* **Task to carry out**: Copy the listing below word for word, from its first line through the line containing "basil leaf large bbox=[383, 530, 452, 648]", including that line.

### Excerpted records

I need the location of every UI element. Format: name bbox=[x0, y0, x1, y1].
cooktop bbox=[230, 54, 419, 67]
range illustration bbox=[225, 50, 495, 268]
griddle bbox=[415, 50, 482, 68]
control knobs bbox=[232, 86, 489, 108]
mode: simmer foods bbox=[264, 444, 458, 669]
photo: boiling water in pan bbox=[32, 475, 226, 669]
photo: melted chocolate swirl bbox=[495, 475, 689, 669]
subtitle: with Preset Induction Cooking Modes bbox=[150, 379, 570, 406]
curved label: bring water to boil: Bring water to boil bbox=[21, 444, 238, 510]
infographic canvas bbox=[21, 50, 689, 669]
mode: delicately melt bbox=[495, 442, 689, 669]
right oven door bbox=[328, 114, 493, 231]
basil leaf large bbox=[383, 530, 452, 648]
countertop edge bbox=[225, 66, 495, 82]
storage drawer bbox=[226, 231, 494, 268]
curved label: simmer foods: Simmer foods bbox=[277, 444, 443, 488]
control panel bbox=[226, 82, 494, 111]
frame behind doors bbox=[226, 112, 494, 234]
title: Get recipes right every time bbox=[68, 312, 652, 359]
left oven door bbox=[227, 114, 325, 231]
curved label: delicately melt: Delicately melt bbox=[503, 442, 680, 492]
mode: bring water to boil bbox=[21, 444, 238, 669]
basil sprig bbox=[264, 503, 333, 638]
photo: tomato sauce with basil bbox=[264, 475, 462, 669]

######

* **Worked answer**:
I need the location of every UI element. Format: name bbox=[x0, y0, x1, y1].
cooktop bbox=[230, 54, 419, 67]
range illustration bbox=[225, 50, 495, 268]
griddle bbox=[415, 50, 482, 68]
control knobs bbox=[232, 86, 489, 108]
mode: simmer foods bbox=[264, 444, 458, 669]
photo: boiling water in pan bbox=[32, 475, 226, 669]
photo: melted chocolate swirl bbox=[495, 475, 689, 669]
subtitle: with Preset Induction Cooking Modes bbox=[150, 379, 570, 406]
curved label: bring water to boil: Bring water to boil bbox=[21, 444, 238, 510]
infographic canvas bbox=[21, 50, 689, 669]
mode: delicately melt bbox=[495, 442, 689, 669]
right oven door bbox=[328, 114, 493, 231]
basil leaf large bbox=[383, 530, 452, 648]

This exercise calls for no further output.